(Lines of data)
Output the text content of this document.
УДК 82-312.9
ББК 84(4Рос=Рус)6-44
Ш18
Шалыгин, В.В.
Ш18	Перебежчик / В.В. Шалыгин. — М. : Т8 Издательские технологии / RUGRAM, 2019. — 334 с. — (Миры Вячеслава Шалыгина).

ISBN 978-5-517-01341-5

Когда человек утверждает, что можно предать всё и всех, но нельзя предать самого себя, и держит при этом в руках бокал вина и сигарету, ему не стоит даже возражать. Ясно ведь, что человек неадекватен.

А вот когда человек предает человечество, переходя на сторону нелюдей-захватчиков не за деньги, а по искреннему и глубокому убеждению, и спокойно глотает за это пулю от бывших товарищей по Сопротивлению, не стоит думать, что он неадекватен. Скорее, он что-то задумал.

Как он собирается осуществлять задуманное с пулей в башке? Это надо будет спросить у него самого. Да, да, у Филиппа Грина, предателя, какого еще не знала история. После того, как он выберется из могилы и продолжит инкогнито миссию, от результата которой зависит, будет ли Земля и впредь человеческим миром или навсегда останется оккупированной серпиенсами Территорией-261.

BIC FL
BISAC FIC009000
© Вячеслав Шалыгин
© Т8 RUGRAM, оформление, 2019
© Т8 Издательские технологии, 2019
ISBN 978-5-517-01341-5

--

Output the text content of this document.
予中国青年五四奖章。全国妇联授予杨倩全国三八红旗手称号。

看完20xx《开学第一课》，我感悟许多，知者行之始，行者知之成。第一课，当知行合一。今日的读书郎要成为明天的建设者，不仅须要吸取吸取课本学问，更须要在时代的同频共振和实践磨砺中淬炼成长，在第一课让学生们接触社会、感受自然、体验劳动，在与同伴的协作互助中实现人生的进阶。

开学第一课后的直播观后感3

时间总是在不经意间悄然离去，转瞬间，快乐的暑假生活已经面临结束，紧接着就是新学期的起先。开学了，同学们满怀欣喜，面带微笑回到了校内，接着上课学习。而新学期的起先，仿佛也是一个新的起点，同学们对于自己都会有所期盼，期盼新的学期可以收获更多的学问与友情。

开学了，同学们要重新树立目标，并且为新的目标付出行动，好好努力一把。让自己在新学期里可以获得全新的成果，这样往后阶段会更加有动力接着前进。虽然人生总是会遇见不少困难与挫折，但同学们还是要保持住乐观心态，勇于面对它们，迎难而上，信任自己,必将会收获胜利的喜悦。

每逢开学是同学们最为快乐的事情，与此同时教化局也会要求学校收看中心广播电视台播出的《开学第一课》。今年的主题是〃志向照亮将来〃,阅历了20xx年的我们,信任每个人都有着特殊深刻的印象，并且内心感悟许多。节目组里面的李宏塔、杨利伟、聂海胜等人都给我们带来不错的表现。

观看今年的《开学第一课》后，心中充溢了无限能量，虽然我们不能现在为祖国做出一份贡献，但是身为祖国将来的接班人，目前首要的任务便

* * *

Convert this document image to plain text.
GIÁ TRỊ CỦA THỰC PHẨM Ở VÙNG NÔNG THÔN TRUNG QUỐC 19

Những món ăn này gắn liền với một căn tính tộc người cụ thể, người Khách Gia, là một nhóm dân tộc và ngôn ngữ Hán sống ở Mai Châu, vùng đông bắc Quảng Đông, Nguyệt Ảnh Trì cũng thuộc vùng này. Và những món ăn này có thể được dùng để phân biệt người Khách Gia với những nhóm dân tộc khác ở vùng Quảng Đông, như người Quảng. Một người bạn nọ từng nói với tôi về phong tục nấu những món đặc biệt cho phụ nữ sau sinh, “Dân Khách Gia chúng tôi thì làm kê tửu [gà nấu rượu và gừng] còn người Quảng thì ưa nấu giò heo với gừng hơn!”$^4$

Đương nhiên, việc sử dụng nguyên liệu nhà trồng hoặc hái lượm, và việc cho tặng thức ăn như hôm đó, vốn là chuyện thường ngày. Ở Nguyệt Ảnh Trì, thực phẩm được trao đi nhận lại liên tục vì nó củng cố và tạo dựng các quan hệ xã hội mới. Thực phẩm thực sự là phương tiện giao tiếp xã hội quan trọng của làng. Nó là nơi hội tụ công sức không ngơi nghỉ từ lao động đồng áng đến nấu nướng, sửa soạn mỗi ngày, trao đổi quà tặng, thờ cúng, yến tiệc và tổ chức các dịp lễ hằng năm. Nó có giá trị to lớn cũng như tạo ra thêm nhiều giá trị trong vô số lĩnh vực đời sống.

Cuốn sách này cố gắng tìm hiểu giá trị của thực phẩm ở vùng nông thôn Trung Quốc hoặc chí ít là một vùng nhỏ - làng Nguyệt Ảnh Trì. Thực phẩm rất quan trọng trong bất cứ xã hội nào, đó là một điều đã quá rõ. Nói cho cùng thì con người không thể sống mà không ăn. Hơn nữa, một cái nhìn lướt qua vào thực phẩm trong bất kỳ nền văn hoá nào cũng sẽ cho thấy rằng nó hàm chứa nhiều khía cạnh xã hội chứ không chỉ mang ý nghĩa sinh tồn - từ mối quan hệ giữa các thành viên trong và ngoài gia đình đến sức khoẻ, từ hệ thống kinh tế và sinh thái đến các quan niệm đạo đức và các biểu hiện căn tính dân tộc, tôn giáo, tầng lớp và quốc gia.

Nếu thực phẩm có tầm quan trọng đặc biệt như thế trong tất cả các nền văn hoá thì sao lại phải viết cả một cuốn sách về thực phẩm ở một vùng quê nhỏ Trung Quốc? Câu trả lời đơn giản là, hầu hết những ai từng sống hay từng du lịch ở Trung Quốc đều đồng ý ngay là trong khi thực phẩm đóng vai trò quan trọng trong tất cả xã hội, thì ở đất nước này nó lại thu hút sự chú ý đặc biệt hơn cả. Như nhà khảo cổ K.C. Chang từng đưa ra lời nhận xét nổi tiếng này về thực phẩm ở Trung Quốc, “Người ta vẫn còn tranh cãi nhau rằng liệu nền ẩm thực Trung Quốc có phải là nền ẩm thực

The request:
For the listing above, identify each line bearing "Издательские".

Solution for this exercise:
Ш18	Перебежчик / В.В. Шалыгин. — М. : Т8 Издательские технологии / RUGRAM, 2019. — 334 с. — (Миры Вячеслава Шалыгина).
© Т8 Издательские технологии, 2019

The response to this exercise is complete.